*PROBLEM TO WORK ON*: Show all lines that include the string "xlabel"; copy each one.

-.-.-

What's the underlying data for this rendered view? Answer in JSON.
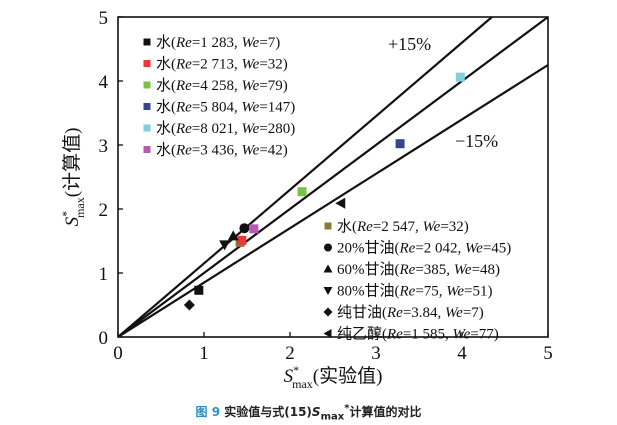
{
  "chart_data": {
    "type": "scatter",
    "xlabel": {
      "main": "S",
      "sup": "*",
      "sub": "max",
      "rest": "(实验值)"
    },
    "ylabel": {
      "main": "S",
      "sup": "*",
      "sub": "max",
      "rest": "(计算值)"
    },
    "xlim": [
      0,
      5
    ],
    "ylim": [
      0,
      5
    ],
    "xticks": [
      "0",
      "1",
      "2",
      "3",
      "4",
      "5"
    ],
    "yticks": [
      "0",
      "1",
      "2",
      "3",
      "4",
      "5"
    ],
    "grid": false,
    "reference_lines": [
      {
        "slope": 1.15,
        "label": "+15%"
      },
      {
        "slope": 1.0,
        "label": ""
      },
      {
        "slope": 0.85,
        "label": "−15%"
      }
    ],
    "series": [
      {
        "name": "水(Re=1 283, We=7)",
        "fluid": "水",
        "re": "1 283",
        "we": "7",
        "marker": "square",
        "color": "#111111",
        "x": [
          0.94
        ],
        "y": [
          0.73
        ]
      },
      {
        "name": "水(Re=2 713, We=32)",
        "fluid": "水",
        "re": "2 713",
        "we": "32",
        "marker": "square",
        "color": "#e53935",
        "x": [
          1.44
        ],
        "y": [
          1.51
        ]
      },
      {
        "name": "水(Re=4 258, We=79)",
        "fluid": "水",
        "re": "4 258",
        "we": "79",
        "marker": "square",
        "color": "#7cc242",
        "x": [
          2.14
        ],
        "y": [
          2.27
        ]
      },
      {
        "name": "水(Re=5 804, We=147)",
        "fluid": "水",
        "re": "5 804",
        "we": "147",
        "marker": "square",
        "color": "#34468f",
        "x": [
          3.28
        ],
        "y": [
          3.02
        ]
      },
      {
        "name": "水(Re=8 021, We=280)",
        "fluid": "水",
        "re": "8 021",
        "we": "280",
        "marker": "square",
        "color": "#7fd0dc",
        "x": [
          3.98
        ],
        "y": [
          4.06
        ]
      },
      {
        "name": "水(Re=3 436, We=42)",
        "fluid": "水",
        "re": "3 436",
        "we": "42",
        "marker": "square",
        "color": "#b45bb4",
        "x": [
          1.58
        ],
        "y": [
          1.69
        ]
      },
      {
        "name": "水(Re=2 547, We=32)",
        "fluid": "水",
        "re": "2 547",
        "we": "32",
        "marker": "square",
        "color": "#8a7a3a",
        "x": [
          1.42
        ],
        "y": [
          1.48
        ]
      },
      {
        "name": "20%甘油(Re=2 042, We=45)",
        "fluid": "20%甘油",
        "re": "2 042",
        "we": "45",
        "marker": "circle",
        "color": "#111111",
        "x": [
          1.47
        ],
        "y": [
          1.7
        ]
      },
      {
        "name": "60%甘油(Re=385, We=48)",
        "fluid": "60%甘油",
        "re": "385",
        "we": "48",
        "marker": "triangle-up",
        "color": "#111111",
        "x": [
          1.34
        ],
        "y": [
          1.58
        ]
      },
      {
        "name": "80%甘油(Re=75, We=51)",
        "fluid": "80%甘油",
        "re": "75",
        "we": "51",
        "marker": "triangle-down",
        "color": "#111111",
        "x": [
          1.24
        ],
        "y": [
          1.44
        ]
      },
      {
        "name": "纯甘油(Re=3.84, We=7)",
        "fluid": "纯甘油",
        "re": "3.84",
        "we": "7",
        "marker": "diamond",
        "color": "#111111",
        "x": [
          0.83
        ],
        "y": [
          0.5
        ]
      },
      {
        "name": "纯乙醇(Re=1 585, We=77)",
        "fluid": "纯乙醇",
        "re": "1 585",
        "we": "77",
        "marker": "triangle-left",
        "color": "#111111",
        "x": [
          2.59
        ],
        "y": [
          2.09
        ]
      }
    ],
    "legend_placement": [
      "top-left",
      "bottom-right"
    ]
  },
  "caption": {
    "fig": "图 9",
    "text": "实验值与式(15)",
    "s": "S",
    "sub": "max",
    "sup": "*",
    "rest": "计算值的对比"
  }
}
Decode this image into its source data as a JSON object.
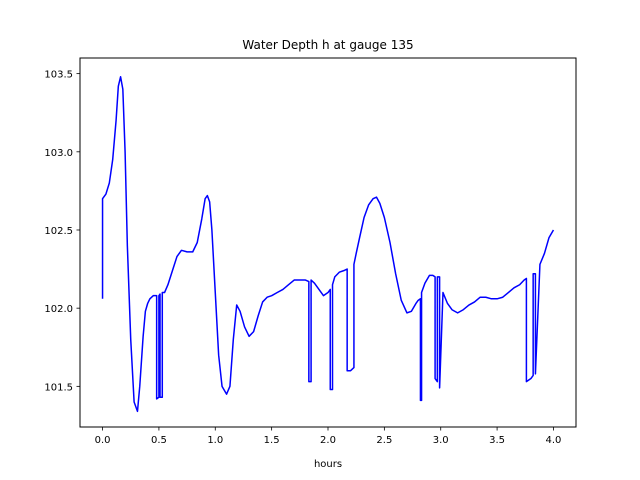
{
  "chart_data": {
    "type": "line",
    "title": "Water Depth h at gauge 135",
    "xlabel": "hours",
    "ylabel": "",
    "xlim": [
      -0.2,
      4.2
    ],
    "ylim": [
      101.24,
      103.6
    ],
    "xticks": [
      0.0,
      0.5,
      1.0,
      1.5,
      2.0,
      2.5,
      3.0,
      3.5,
      4.0
    ],
    "xtick_labels": [
      "0.0",
      "0.5",
      "1.0",
      "1.5",
      "2.0",
      "2.5",
      "3.0",
      "3.5",
      "4.0"
    ],
    "yticks": [
      101.5,
      102.0,
      102.5,
      103.0,
      103.5
    ],
    "ytick_labels": [
      "101.5",
      "102.0",
      "102.5",
      "103.0",
      "103.5"
    ],
    "grid": false,
    "series": [
      {
        "name": "",
        "color": "#0000ff",
        "x": [
          0.0,
          0.0,
          0.03,
          0.06,
          0.09,
          0.12,
          0.14,
          0.16,
          0.18,
          0.2,
          0.22,
          0.25,
          0.28,
          0.31,
          0.33,
          0.36,
          0.38,
          0.4,
          0.42,
          0.45,
          0.48,
          0.48,
          0.5,
          0.5,
          0.51,
          0.51,
          0.53,
          0.53,
          0.55,
          0.58,
          0.62,
          0.66,
          0.7,
          0.75,
          0.8,
          0.84,
          0.88,
          0.91,
          0.93,
          0.95,
          0.97,
          1.0,
          1.03,
          1.06,
          1.1,
          1.13,
          1.16,
          1.19,
          1.22,
          1.26,
          1.3,
          1.34,
          1.38,
          1.42,
          1.46,
          1.5,
          1.55,
          1.6,
          1.65,
          1.7,
          1.75,
          1.8,
          1.83,
          1.83,
          1.85,
          1.85,
          1.88,
          1.92,
          1.96,
          2.0,
          2.02,
          2.02,
          2.04,
          2.04,
          2.06,
          2.1,
          2.14,
          2.17,
          2.17,
          2.2,
          2.23,
          2.23,
          2.25,
          2.28,
          2.32,
          2.36,
          2.4,
          2.43,
          2.46,
          2.5,
          2.55,
          2.6,
          2.65,
          2.7,
          2.74,
          2.78,
          2.8,
          2.82,
          2.82,
          2.83,
          2.83,
          2.86,
          2.9,
          2.93,
          2.95,
          2.95,
          2.97,
          2.97,
          2.99,
          2.99,
          3.02,
          3.06,
          3.1,
          3.15,
          3.2,
          3.25,
          3.3,
          3.35,
          3.4,
          3.45,
          3.5,
          3.55,
          3.6,
          3.65,
          3.7,
          3.74,
          3.76,
          3.76,
          3.8,
          3.82,
          3.82,
          3.84,
          3.84,
          3.88,
          3.92,
          3.96,
          4.0
        ],
        "values": [
          102.06,
          102.7,
          102.73,
          102.8,
          102.95,
          103.2,
          103.42,
          103.48,
          103.4,
          103.0,
          102.4,
          101.8,
          101.4,
          101.34,
          101.5,
          101.82,
          101.98,
          102.03,
          102.06,
          102.08,
          102.08,
          101.42,
          101.43,
          102.08,
          102.09,
          101.43,
          101.43,
          102.1,
          102.1,
          102.15,
          102.24,
          102.33,
          102.37,
          102.36,
          102.36,
          102.42,
          102.57,
          102.7,
          102.72,
          102.68,
          102.5,
          102.1,
          101.7,
          101.5,
          101.45,
          101.5,
          101.8,
          102.02,
          101.98,
          101.88,
          101.82,
          101.85,
          101.95,
          102.04,
          102.07,
          102.08,
          102.1,
          102.12,
          102.15,
          102.18,
          102.18,
          102.18,
          102.17,
          101.53,
          101.53,
          102.18,
          102.16,
          102.12,
          102.08,
          102.1,
          102.12,
          101.48,
          101.48,
          102.15,
          102.2,
          102.23,
          102.24,
          102.25,
          101.6,
          101.6,
          101.62,
          102.28,
          102.35,
          102.45,
          102.58,
          102.66,
          102.7,
          102.71,
          102.67,
          102.58,
          102.42,
          102.22,
          102.05,
          101.97,
          101.98,
          102.03,
          102.05,
          102.06,
          101.41,
          101.41,
          102.1,
          102.16,
          102.21,
          102.21,
          102.2,
          101.55,
          101.53,
          102.2,
          102.2,
          101.49,
          102.1,
          102.03,
          101.99,
          101.97,
          101.99,
          102.02,
          102.04,
          102.07,
          102.07,
          102.06,
          102.06,
          102.07,
          102.1,
          102.13,
          102.15,
          102.18,
          102.19,
          101.53,
          101.55,
          101.57,
          102.22,
          102.22,
          101.58,
          102.28,
          102.35,
          102.45,
          102.5
        ]
      }
    ]
  }
}
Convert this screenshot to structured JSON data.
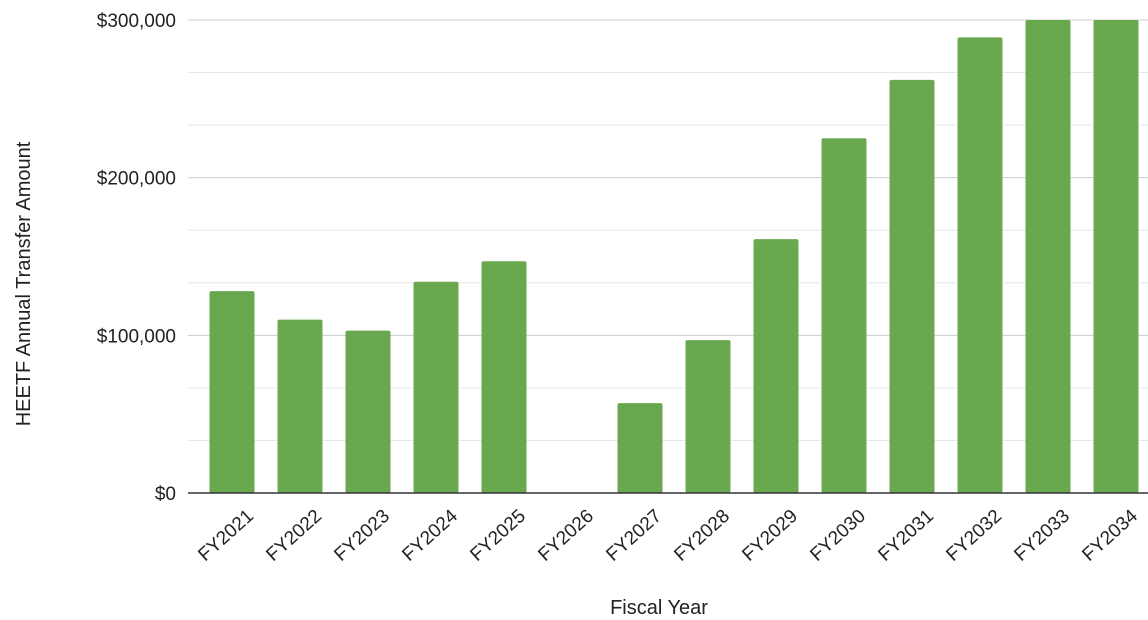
{
  "chart_data": {
    "type": "bar",
    "title": "",
    "xlabel": "Fiscal Year",
    "ylabel": "HEETF Annual Transfer Amount",
    "categories": [
      "FY2021",
      "FY2022",
      "FY2023",
      "FY2024",
      "FY2025",
      "FY2026",
      "FY2027",
      "FY2028",
      "FY2029",
      "FY2030",
      "FY2031",
      "FY2032",
      "FY2033",
      "FY2034"
    ],
    "values": [
      128000,
      110000,
      103000,
      134000,
      147000,
      0,
      57000,
      97000,
      161000,
      225000,
      262000,
      289000,
      300000,
      300000
    ],
    "ylim": [
      0,
      300000
    ],
    "yticks": [
      0,
      100000,
      200000,
      300000
    ],
    "ytick_labels": [
      "$0",
      "$100,000",
      "$200,000",
      "$300,000"
    ],
    "minor_gridlines": true,
    "legend": "none",
    "bar_color": "#6aa84f",
    "grid_color": "#d9d9d9",
    "axis_color": "#333333"
  }
}
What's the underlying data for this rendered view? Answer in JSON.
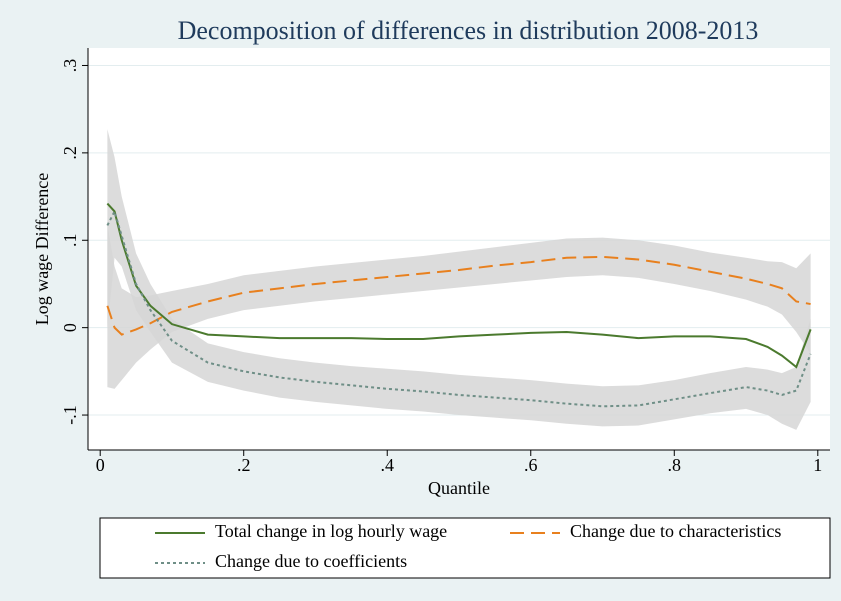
{
  "chart_data": {
    "type": "line",
    "title": "Decomposition of differences in distribution 2008-2013",
    "x_label": "Quantile",
    "y_label": "Log wage Difference",
    "x": [
      0.01,
      0.02,
      0.03,
      0.05,
      0.07,
      0.1,
      0.15,
      0.2,
      0.25,
      0.3,
      0.35,
      0.4,
      0.45,
      0.5,
      0.55,
      0.6,
      0.65,
      0.7,
      0.75,
      0.8,
      0.85,
      0.9,
      0.93,
      0.95,
      0.97,
      0.99
    ],
    "series": [
      {
        "name": "Total change in log hourly wage",
        "color": "#4b7a2e",
        "dash": "solid",
        "values": [
          0.142,
          0.133,
          0.1,
          0.048,
          0.025,
          0.004,
          -0.008,
          -0.01,
          -0.012,
          -0.012,
          -0.012,
          -0.013,
          -0.013,
          -0.01,
          -0.008,
          -0.006,
          -0.005,
          -0.008,
          -0.012,
          -0.01,
          -0.01,
          -0.013,
          -0.022,
          -0.032,
          -0.045,
          -0.002
        ]
      },
      {
        "name": "Change due to characteristics",
        "color": "#e8801e",
        "dash": "dash",
        "values": [
          0.025,
          0.0,
          -0.008,
          -0.002,
          0.005,
          0.018,
          0.03,
          0.04,
          0.045,
          0.05,
          0.054,
          0.058,
          0.062,
          0.066,
          0.071,
          0.075,
          0.08,
          0.081,
          0.078,
          0.072,
          0.064,
          0.056,
          0.05,
          0.045,
          0.03,
          0.027
        ]
      },
      {
        "name": "Change due to coefficients",
        "color": "#6f8f87",
        "dash": "dot",
        "values": [
          0.117,
          0.133,
          0.105,
          0.05,
          0.02,
          -0.015,
          -0.04,
          -0.05,
          -0.057,
          -0.062,
          -0.066,
          -0.07,
          -0.073,
          -0.077,
          -0.08,
          -0.083,
          -0.087,
          -0.09,
          -0.089,
          -0.082,
          -0.075,
          -0.068,
          -0.072,
          -0.077,
          -0.072,
          -0.03
        ]
      }
    ],
    "bands": [
      {
        "color": "#d6d6d6",
        "lower": [
          -0.068,
          -0.07,
          -0.06,
          -0.04,
          -0.025,
          -0.005,
          0.01,
          0.02,
          0.025,
          0.03,
          0.034,
          0.038,
          0.042,
          0.046,
          0.05,
          0.054,
          0.058,
          0.06,
          0.057,
          0.05,
          0.042,
          0.032,
          0.024,
          0.015,
          -0.005,
          -0.03
        ],
        "upper": [
          0.118,
          0.07,
          0.045,
          0.035,
          0.037,
          0.042,
          0.05,
          0.06,
          0.065,
          0.07,
          0.074,
          0.078,
          0.082,
          0.087,
          0.092,
          0.097,
          0.102,
          0.103,
          0.1,
          0.094,
          0.086,
          0.08,
          0.076,
          0.075,
          0.068,
          0.085
        ]
      },
      {
        "color": "#d6d6d6",
        "lower": [
          0.0,
          0.08,
          0.07,
          0.02,
          -0.005,
          -0.04,
          -0.062,
          -0.072,
          -0.08,
          -0.085,
          -0.089,
          -0.093,
          -0.096,
          -0.1,
          -0.103,
          -0.106,
          -0.11,
          -0.113,
          -0.112,
          -0.105,
          -0.098,
          -0.093,
          -0.1,
          -0.11,
          -0.117,
          -0.085
        ],
        "upper": [
          0.227,
          0.195,
          0.15,
          0.085,
          0.05,
          0.01,
          -0.018,
          -0.028,
          -0.035,
          -0.04,
          -0.044,
          -0.047,
          -0.05,
          -0.054,
          -0.057,
          -0.06,
          -0.064,
          -0.067,
          -0.066,
          -0.06,
          -0.052,
          -0.045,
          -0.048,
          -0.052,
          -0.045,
          0.01
        ]
      }
    ],
    "xlim": [
      -0.017,
      1.017
    ],
    "ylim": [
      -0.14,
      0.32
    ],
    "xticks": [
      0,
      {
        "value": 0.2,
        "label": ".2"
      },
      {
        "value": 0.4,
        "label": ".4"
      },
      {
        "value": 0.6,
        "label": ".6"
      },
      {
        "value": 0.8,
        "label": ".8"
      },
      1
    ],
    "yticks": [
      {
        "value": -0.1,
        "label": "-.1"
      },
      0,
      {
        "value": 0.1,
        "label": ".1"
      },
      {
        "value": 0.2,
        "label": ".2"
      },
      {
        "value": 0.3,
        "label": ".3"
      }
    ],
    "grid": true
  }
}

-.-.-

*IN RESPONSE*:
    "xlabel": {
    "xlabel": "hours",
    "xlabel": "Fiscal Year",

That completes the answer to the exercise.